#### EXERCISE INPUT
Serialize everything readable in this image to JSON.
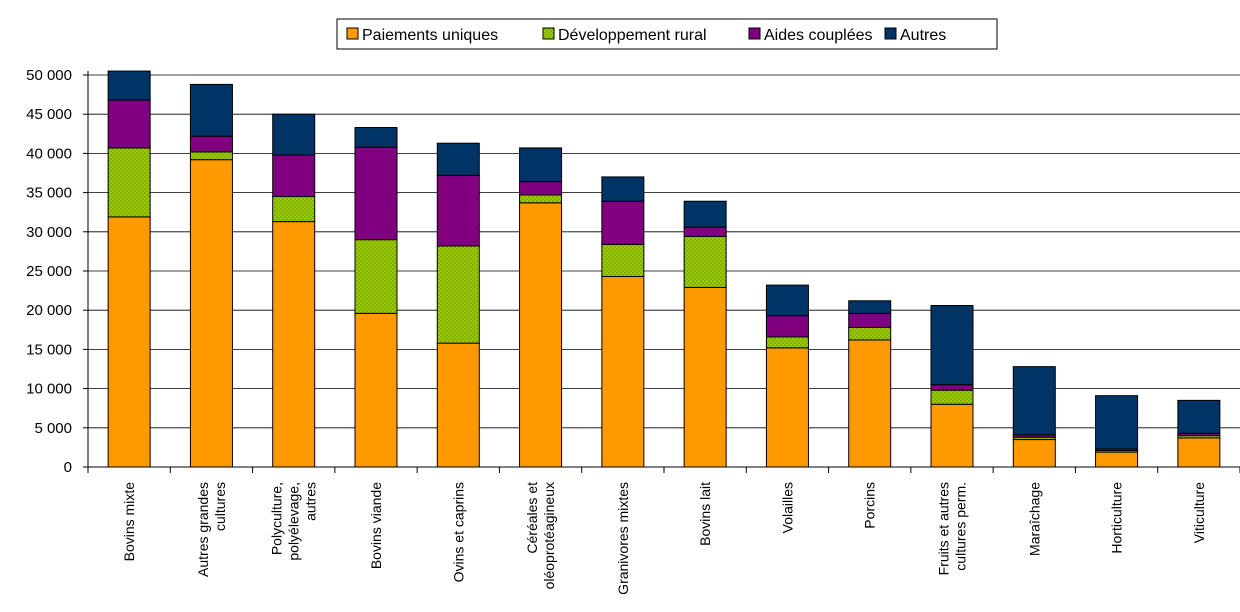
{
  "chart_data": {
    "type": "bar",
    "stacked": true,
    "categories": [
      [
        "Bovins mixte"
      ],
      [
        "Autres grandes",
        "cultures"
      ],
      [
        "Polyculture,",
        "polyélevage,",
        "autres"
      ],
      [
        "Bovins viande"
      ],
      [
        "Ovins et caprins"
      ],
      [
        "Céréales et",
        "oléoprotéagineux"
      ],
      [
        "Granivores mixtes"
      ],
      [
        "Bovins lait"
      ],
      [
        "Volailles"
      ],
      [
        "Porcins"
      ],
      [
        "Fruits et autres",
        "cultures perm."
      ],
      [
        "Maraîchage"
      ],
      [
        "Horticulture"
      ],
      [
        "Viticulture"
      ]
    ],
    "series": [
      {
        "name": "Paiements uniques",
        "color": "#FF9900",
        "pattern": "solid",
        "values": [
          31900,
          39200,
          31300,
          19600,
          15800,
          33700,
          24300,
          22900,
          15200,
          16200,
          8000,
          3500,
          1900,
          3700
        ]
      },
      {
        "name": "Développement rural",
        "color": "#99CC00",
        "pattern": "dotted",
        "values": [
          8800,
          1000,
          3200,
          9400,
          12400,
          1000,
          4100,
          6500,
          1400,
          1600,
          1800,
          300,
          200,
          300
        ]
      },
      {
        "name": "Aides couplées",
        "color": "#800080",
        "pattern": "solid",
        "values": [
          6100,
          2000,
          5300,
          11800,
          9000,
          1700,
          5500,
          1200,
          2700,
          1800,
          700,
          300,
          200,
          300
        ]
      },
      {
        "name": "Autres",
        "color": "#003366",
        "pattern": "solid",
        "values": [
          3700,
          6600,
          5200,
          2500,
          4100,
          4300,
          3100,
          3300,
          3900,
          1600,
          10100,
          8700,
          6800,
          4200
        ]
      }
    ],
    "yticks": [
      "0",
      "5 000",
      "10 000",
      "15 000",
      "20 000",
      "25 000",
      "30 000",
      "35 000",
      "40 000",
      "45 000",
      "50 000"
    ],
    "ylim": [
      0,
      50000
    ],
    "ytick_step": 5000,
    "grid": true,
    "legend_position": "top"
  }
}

#### GOAL
Filter the records, keeping only lines that contain "Bovins", and show those lines.

#### WRITTEN ANSWER
        "Bovins mixte"
        "Bovins viande"
        "Bovins lait"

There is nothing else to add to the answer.